[begin Exercise input]

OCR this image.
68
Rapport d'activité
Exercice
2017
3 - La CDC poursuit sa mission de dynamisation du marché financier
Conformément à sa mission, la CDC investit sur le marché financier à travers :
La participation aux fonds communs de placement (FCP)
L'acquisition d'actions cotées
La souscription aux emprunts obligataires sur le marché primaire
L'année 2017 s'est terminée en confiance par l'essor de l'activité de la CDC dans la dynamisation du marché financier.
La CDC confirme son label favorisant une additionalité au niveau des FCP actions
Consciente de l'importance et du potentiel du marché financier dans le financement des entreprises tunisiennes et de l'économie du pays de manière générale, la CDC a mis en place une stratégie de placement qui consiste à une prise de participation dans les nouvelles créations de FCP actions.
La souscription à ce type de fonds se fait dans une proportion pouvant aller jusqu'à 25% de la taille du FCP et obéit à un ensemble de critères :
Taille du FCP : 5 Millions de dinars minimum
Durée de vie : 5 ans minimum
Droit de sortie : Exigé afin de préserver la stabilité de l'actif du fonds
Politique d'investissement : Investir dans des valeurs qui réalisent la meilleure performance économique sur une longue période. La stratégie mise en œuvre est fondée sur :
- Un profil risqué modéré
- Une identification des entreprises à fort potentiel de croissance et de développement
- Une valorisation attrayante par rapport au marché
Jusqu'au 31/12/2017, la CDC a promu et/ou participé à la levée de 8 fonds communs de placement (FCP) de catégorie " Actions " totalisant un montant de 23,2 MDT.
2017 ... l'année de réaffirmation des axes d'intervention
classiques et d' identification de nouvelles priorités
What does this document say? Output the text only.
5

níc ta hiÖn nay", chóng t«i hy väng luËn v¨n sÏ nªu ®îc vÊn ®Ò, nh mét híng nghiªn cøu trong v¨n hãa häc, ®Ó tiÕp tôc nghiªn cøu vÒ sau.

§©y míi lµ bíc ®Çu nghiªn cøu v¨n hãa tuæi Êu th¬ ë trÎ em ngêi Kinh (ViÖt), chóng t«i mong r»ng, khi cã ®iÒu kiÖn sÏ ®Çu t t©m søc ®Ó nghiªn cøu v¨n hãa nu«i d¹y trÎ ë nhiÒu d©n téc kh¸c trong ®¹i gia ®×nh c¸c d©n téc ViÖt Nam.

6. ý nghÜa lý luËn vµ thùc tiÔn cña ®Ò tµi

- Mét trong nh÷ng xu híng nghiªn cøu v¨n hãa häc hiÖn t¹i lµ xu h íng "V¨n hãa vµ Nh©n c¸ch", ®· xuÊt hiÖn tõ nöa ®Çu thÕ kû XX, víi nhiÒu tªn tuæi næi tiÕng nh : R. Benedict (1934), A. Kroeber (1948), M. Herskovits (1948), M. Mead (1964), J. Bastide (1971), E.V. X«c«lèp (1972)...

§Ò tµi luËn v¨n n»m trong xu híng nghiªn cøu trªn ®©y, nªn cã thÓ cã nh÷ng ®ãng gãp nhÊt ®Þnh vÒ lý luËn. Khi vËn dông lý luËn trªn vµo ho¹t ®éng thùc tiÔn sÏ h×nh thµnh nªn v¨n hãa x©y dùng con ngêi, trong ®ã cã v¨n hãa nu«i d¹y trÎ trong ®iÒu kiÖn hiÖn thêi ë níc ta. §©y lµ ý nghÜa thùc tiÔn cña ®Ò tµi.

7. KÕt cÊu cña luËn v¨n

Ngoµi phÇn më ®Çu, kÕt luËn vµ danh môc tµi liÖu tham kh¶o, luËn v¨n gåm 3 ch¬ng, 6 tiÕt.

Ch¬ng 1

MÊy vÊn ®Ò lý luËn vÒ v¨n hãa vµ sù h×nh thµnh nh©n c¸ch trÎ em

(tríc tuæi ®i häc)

[end Exercise input]

▶ [What the task requires] Repeat the records above in full, character for character.

▶ [The answer]
OCR this image.
68
Rapport d'activité
Exercice
2017
3 - La CDC poursuit sa mission de dynamisation du marché financier
Conformément à sa mission, la CDC investit sur le marché financier à travers :
La participation aux fonds communs de placement (FCP)
L'acquisition d'actions cotées
La souscription aux emprunts obligataires sur le marché primaire
L'année 2017 s'est terminée en confiance par l'essor de l'activité de la CDC dans la dynamisation du marché financier.
La CDC confirme son label favorisant une additionalité au niveau des FCP actions
Consciente de l'importance et du potentiel du marché financier dans le financement des entreprises tunisiennes et de l'économie du pays de manière générale, la CDC a mis en place une stratégie de placement qui consiste à une prise de participation dans les nouvelles créations de FCP actions.
La souscription à ce type de fonds se fait dans une proportion pouvant aller jusqu'à 25% de la taille du FCP et obéit à un ensemble de critères :
Taille du FCP : 5 Millions de dinars minimum
Durée de vie : 5 ans minimum
Droit de sortie : Exigé afin de préserver la stabilité de l'actif du fonds
Politique d'investissement : Investir dans des valeurs qui réalisent la meilleure performance économique sur une longue période. La stratégie mise en œuvre est fondée sur :
- Un profil risqué modéré
- Une identification des entreprises à fort potentiel de croissance et de développement
- Une valorisation attrayante par rapport au marché
Jusqu'au 31/12/2017, la CDC a promu et/ou participé à la levée de 8 fonds communs de placement (FCP) de catégorie " Actions " totalisant un montant de 23,2 MDT.
2017 ... l'année de réaffirmation des axes d'intervention
classiques et d' identification de nouvelles priorités
What does this document say? Output the text only.
5

níc ta hiÖn nay", chóng t«i hy väng luËn v¨n sÏ nªu ®îc vÊn ®Ò, nh mét híng nghiªn cøu trong v¨n hãa häc, ®Ó tiÕp tôc nghiªn cøu vÒ sau.

§©y míi lµ bíc ®Çu nghiªn cøu v¨n hãa tuæi Êu th¬ ë trÎ em ngêi Kinh (ViÖt), chóng t«i mong r»ng, khi cã ®iÒu kiÖn sÏ ®Çu t t©m søc ®Ó nghiªn cøu v¨n hãa nu«i d¹y trÎ ë nhiÒu d©n téc kh¸c trong ®¹i gia ®×nh c¸c d©n téc ViÖt Nam.

6. ý nghÜa lý luËn vµ thùc tiÔn cña ®Ò tµi

- Mét trong nh÷ng xu híng nghiªn cøu v¨n hãa häc hiÖn t¹i lµ xu h íng "V¨n hãa vµ Nh©n c¸ch", ®· xuÊt hiÖn tõ nöa ®Çu thÕ kû XX, víi nhiÒu tªn tuæi næi tiÕng nh : R. Benedict (1934), A. Kroeber (1948), M. Herskovits (1948), M. Mead (1964), J. Bastide (1971), E.V. X«c«lèp (1972)...

§Ò tµi luËn v¨n n»m trong xu híng nghiªn cøu trªn ®©y, nªn cã thÓ cã nh÷ng ®ãng gãp nhÊt ®Þnh vÒ lý luËn. Khi vËn dông lý luËn trªn vµo ho¹t ®éng thùc tiÔn sÏ h×nh thµnh nªn v¨n hãa x©y dùng con ngêi, trong ®ã cã v¨n hãa nu«i d¹y trÎ trong ®iÒu kiÖn hiÖn thêi ë níc ta. §©y lµ ý nghÜa thùc tiÔn cña ®Ò tµi.

7. KÕt cÊu cña luËn v¨n

Ngoµi phÇn më ®Çu, kÕt luËn vµ danh môc tµi liÖu tham kh¶o, luËn v¨n gåm 3 ch¬ng, 6 tiÕt.

Ch¬ng 1

MÊy vÊn ®Ò lý luËn vÒ v¨n hãa vµ sù h×nh thµnh nh©n c¸ch trÎ em

(tríc tuæi ®i häc)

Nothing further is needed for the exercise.